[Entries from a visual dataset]
Start
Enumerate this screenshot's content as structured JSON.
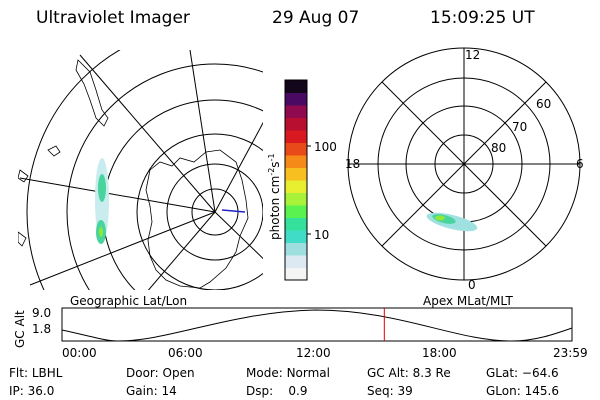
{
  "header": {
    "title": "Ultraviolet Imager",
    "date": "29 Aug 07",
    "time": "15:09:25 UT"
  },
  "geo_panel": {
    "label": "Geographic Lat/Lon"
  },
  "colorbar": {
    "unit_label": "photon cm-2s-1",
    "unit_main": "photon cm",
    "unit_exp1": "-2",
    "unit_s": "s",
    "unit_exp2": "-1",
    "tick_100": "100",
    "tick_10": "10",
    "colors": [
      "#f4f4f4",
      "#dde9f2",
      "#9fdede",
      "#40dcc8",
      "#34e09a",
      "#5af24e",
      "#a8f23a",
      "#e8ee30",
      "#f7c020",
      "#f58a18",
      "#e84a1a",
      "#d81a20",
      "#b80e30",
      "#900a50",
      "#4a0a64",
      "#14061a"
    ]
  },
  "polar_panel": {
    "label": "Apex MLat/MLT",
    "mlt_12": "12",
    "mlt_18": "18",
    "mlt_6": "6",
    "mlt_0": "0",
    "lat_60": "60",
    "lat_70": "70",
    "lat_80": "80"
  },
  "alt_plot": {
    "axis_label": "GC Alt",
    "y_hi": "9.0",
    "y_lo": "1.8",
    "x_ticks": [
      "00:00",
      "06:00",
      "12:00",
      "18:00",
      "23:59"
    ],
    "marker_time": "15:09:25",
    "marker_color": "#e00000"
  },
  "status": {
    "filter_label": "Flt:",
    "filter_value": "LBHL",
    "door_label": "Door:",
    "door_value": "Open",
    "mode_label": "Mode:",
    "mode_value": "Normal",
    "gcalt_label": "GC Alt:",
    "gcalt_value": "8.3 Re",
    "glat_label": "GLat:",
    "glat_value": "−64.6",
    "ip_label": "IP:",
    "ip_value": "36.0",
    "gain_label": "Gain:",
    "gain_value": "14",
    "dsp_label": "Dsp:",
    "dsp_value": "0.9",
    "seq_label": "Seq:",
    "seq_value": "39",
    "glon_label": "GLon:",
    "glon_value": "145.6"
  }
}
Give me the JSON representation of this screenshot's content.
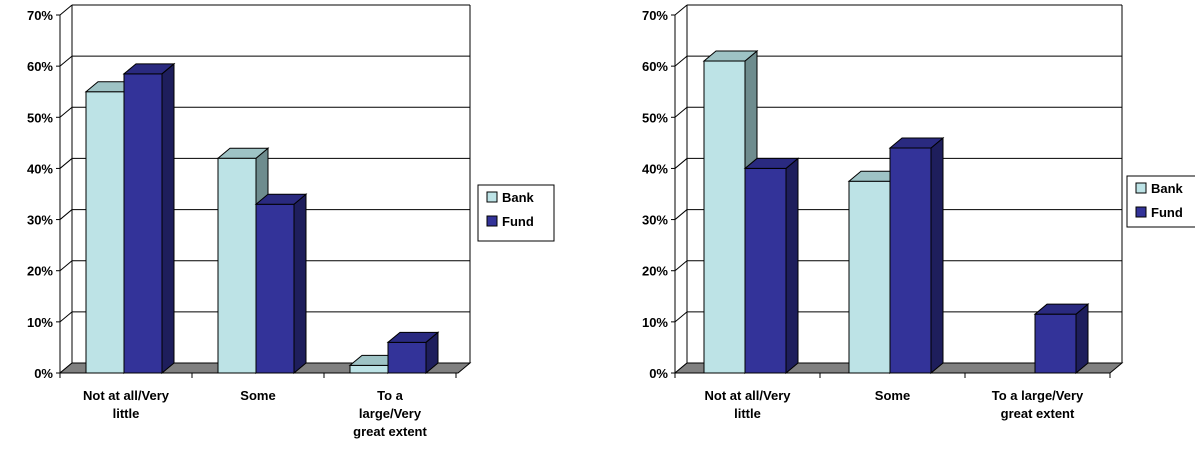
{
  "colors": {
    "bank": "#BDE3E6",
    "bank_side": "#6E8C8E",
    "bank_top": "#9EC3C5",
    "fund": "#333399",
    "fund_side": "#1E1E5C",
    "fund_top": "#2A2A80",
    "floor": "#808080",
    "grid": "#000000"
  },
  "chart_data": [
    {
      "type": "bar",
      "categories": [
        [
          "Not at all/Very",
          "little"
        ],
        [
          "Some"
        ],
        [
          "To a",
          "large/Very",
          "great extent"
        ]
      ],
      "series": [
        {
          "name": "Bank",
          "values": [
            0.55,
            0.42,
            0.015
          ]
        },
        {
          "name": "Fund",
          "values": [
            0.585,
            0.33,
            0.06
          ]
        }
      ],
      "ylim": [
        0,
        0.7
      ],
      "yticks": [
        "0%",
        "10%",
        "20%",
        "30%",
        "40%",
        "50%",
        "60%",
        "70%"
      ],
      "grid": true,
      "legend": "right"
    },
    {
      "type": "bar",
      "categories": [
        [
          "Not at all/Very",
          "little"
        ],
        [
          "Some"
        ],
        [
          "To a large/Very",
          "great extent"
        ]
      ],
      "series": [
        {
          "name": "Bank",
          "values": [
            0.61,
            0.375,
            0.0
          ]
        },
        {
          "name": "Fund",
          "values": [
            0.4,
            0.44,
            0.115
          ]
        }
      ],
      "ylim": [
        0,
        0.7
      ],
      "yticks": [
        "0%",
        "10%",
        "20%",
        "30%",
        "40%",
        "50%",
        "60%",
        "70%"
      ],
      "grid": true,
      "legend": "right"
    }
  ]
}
End
> EXERCISE REQUIREMENTS
The records shown above are to be repeated exactly, with the pictures left out.

> ANSWER FOR THIS EXERCISE
Enumerate this screenshot's content as structured JSON.
{
  "header": {
    "title": "Ultraviolet Imager",
    "date": "29 Aug 07",
    "time": "15:09:25 UT"
  },
  "geo_panel": {
    "label": "Geographic Lat/Lon"
  },
  "colorbar": {
    "unit_label": "photon cm-2s-1",
    "unit_main": "photon cm",
    "unit_exp1": "-2",
    "unit_s": "s",
    "unit_exp2": "-1",
    "tick_100": "100",
    "tick_10": "10",
    "colors": [
      "#f4f4f4",
      "#dde9f2",
      "#9fdede",
      "#40dcc8",
      "#34e09a",
      "#5af24e",
      "#a8f23a",
      "#e8ee30",
      "#f7c020",
      "#f58a18",
      "#e84a1a",
      "#d81a20",
      "#b80e30",
      "#900a50",
      "#4a0a64",
      "#14061a"
    ]
  },
  "polar_panel": {
    "label": "Apex MLat/MLT",
    "mlt_12": "12",
    "mlt_18": "18",
    "mlt_6": "6",
    "mlt_0": "0",
    "lat_60": "60",
    "lat_70": "70",
    "lat_80": "80"
  },
  "alt_plot": {
    "axis_label": "GC Alt",
    "y_hi": "9.0",
    "y_lo": "1.8",
    "x_ticks": [
      "00:00",
      "06:00",
      "12:00",
      "18:00",
      "23:59"
    ],
    "marker_time": "15:09:25",
    "marker_color": "#e00000"
  },
  "status": {
    "filter_label": "Flt:",
    "filter_value": "LBHL",
    "door_label": "Door:",
    "door_value": "Open",
    "mode_label": "Mode:",
    "mode_value": "Normal",
    "gcalt_label": "GC Alt:",
    "gcalt_value": "8.3 Re",
    "glat_label": "GLat:",
    "glat_value": "−64.6",
    "ip_label": "IP:",
    "ip_value": "36.0",
    "gain_label": "Gain:",
    "gain_value": "14",
    "dsp_label": "Dsp:",
    "dsp_value": "0.9",
    "seq_label": "Seq:",
    "seq_value": "39",
    "glon_label": "GLon:",
    "glon_value": "145.6"
  }
}
Give me the JSON representation of this screenshot's content.
{
  "colors": {
    "bank": "#BDE3E6",
    "bank_side": "#6E8C8E",
    "bank_top": "#9EC3C5",
    "fund": "#333399",
    "fund_side": "#1E1E5C",
    "fund_top": "#2A2A80",
    "floor": "#808080",
    "grid": "#000000"
  },
  "chart_data": [
    {
      "type": "bar",
      "categories": [
        [
          "Not at all/Very",
          "little"
        ],
        [
          "Some"
        ],
        [
          "To a",
          "large/Very",
          "great extent"
        ]
      ],
      "series": [
        {
          "name": "Bank",
          "values": [
            0.55,
            0.42,
            0.015
          ]
        },
        {
          "name": "Fund",
          "values": [
            0.585,
            0.33,
            0.06
          ]
        }
      ],
      "ylim": [
        0,
        0.7
      ],
      "yticks": [
        "0%",
        "10%",
        "20%",
        "30%",
        "40%",
        "50%",
        "60%",
        "70%"
      ],
      "grid": true,
      "legend": "right"
    },
    {
      "type": "bar",
      "categories": [
        [
          "Not at all/Very",
          "little"
        ],
        [
          "Some"
        ],
        [
          "To a large/Very",
          "great extent"
        ]
      ],
      "series": [
        {
          "name": "Bank",
          "values": [
            0.61,
            0.375,
            0.0
          ]
        },
        {
          "name": "Fund",
          "values": [
            0.4,
            0.44,
            0.115
          ]
        }
      ],
      "ylim": [
        0,
        0.7
      ],
      "yticks": [
        "0%",
        "10%",
        "20%",
        "30%",
        "40%",
        "50%",
        "60%",
        "70%"
      ],
      "grid": true,
      "legend": "right"
    }
  ]
}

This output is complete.